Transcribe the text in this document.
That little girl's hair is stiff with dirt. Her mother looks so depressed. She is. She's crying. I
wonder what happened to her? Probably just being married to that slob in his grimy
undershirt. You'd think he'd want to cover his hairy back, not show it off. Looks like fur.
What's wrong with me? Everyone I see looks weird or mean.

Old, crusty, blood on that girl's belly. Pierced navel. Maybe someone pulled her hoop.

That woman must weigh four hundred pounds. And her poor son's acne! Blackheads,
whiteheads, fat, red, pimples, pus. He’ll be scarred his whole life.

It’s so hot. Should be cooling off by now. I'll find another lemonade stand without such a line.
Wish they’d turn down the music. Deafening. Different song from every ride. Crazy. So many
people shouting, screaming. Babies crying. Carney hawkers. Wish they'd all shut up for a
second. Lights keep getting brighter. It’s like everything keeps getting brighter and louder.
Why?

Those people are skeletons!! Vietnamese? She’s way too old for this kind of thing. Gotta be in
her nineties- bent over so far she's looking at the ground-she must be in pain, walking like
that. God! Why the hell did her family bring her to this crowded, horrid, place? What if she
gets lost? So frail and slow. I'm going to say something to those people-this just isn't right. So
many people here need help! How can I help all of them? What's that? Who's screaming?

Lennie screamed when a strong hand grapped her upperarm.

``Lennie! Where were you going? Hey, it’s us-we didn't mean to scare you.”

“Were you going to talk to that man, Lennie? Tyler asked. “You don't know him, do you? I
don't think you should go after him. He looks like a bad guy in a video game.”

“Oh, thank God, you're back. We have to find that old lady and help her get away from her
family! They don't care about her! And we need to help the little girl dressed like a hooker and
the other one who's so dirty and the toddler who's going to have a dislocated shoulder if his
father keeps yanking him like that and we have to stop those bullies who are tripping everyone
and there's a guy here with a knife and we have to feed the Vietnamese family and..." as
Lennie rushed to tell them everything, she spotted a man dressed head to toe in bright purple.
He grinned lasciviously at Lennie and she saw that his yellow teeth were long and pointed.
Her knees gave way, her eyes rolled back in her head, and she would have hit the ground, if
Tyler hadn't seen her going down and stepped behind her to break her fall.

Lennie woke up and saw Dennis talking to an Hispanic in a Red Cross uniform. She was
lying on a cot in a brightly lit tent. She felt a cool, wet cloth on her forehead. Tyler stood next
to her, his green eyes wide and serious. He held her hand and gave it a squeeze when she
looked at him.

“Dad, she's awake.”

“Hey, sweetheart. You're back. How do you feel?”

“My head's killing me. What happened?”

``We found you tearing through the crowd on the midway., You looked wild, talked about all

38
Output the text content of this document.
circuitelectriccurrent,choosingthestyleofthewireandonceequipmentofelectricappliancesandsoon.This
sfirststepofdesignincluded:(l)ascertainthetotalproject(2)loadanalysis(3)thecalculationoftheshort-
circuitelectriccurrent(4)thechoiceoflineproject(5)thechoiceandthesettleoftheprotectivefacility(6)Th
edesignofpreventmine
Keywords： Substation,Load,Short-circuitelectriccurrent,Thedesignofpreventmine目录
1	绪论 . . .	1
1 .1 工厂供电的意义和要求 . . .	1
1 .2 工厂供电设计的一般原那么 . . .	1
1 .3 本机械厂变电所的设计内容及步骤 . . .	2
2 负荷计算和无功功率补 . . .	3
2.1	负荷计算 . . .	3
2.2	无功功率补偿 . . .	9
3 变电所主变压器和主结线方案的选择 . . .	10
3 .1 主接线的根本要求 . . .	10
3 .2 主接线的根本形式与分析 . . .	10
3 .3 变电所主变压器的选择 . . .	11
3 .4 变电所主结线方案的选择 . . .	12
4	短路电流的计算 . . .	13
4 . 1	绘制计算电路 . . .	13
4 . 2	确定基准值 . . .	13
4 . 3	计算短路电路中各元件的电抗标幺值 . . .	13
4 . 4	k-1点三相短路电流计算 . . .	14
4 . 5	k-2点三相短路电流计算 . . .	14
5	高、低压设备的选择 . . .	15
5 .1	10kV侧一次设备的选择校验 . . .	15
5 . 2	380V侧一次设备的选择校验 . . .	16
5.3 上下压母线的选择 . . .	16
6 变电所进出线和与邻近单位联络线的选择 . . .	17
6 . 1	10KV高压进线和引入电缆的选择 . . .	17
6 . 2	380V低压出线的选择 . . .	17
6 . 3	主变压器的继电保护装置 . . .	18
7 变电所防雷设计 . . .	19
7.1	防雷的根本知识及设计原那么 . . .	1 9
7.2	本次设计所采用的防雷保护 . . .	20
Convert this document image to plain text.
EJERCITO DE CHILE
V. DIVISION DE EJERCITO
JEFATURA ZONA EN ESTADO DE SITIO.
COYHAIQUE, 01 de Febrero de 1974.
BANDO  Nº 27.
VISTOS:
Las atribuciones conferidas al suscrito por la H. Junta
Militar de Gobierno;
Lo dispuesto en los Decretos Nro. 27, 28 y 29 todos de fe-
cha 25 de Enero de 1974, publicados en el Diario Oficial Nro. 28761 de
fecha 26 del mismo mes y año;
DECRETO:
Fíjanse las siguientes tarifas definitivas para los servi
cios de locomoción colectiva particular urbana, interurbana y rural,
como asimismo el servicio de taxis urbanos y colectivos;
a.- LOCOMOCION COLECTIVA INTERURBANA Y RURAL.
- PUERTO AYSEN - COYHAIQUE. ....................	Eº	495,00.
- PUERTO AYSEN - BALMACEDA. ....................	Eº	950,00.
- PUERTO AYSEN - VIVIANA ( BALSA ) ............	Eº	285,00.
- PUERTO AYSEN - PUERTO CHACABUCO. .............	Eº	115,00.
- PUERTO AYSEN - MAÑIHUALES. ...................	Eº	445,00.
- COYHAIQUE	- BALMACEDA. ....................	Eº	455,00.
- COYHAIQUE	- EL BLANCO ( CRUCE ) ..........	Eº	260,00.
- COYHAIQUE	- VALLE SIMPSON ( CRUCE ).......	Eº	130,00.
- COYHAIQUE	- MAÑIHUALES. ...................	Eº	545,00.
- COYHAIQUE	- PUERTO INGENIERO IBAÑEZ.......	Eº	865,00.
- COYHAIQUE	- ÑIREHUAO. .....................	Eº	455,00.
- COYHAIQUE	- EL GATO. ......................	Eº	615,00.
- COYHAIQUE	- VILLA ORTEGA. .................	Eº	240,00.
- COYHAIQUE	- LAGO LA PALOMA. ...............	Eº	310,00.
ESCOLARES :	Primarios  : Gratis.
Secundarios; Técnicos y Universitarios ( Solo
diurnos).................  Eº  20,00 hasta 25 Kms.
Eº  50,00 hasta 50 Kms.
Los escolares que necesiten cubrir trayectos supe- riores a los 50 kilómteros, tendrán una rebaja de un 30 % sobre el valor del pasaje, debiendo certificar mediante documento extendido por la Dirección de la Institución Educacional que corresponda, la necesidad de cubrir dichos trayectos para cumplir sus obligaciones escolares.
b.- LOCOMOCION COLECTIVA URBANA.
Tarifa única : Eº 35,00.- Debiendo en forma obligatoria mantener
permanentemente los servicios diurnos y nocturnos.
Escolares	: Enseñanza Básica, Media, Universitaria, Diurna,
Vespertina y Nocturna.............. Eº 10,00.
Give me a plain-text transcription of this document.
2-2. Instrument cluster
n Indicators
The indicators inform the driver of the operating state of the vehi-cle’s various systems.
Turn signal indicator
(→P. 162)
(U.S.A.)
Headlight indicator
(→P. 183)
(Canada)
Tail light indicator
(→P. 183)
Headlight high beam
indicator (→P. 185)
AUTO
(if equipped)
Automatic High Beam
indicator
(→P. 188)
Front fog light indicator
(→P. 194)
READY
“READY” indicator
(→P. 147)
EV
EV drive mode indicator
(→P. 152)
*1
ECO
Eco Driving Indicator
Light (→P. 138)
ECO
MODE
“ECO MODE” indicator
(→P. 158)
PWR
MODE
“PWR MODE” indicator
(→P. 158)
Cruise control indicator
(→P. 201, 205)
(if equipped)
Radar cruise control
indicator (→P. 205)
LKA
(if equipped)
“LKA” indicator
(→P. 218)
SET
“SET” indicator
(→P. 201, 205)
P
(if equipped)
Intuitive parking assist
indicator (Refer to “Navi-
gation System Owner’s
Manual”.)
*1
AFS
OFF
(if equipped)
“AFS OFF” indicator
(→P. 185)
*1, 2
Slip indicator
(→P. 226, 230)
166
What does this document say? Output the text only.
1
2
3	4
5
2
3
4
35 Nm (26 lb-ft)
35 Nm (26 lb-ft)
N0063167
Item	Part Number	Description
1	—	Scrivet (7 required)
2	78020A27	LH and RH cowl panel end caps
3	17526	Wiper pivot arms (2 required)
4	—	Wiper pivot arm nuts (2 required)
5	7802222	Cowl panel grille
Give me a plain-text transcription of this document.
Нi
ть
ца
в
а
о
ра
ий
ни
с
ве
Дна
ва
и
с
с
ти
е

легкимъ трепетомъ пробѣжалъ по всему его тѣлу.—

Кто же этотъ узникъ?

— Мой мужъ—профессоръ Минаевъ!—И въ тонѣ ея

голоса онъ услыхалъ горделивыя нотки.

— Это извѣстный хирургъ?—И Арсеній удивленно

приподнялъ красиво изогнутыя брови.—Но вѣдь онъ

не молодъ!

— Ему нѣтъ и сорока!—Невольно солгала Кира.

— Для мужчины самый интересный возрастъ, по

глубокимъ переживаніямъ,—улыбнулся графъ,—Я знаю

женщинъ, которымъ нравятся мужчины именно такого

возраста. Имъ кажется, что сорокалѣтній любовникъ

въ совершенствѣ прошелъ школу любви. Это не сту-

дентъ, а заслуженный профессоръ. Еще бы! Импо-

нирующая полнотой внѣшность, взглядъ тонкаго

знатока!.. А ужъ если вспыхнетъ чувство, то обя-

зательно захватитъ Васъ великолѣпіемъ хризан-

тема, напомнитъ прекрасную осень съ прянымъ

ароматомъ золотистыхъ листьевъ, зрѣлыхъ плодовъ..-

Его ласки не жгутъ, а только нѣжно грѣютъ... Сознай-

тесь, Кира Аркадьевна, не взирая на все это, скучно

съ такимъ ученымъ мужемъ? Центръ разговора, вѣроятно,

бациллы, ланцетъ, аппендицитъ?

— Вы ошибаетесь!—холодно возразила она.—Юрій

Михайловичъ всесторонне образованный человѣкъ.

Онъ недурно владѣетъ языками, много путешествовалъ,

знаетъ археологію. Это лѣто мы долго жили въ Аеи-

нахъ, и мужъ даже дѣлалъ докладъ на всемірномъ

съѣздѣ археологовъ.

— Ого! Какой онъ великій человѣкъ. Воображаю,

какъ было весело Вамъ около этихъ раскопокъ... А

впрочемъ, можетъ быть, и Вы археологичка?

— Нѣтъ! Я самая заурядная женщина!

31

===============

• [SHORT EXERCISE] Give the number of lines in the data that contain "Lennie", with no other words.

• [RESULT OF THIS EXERCISE] 6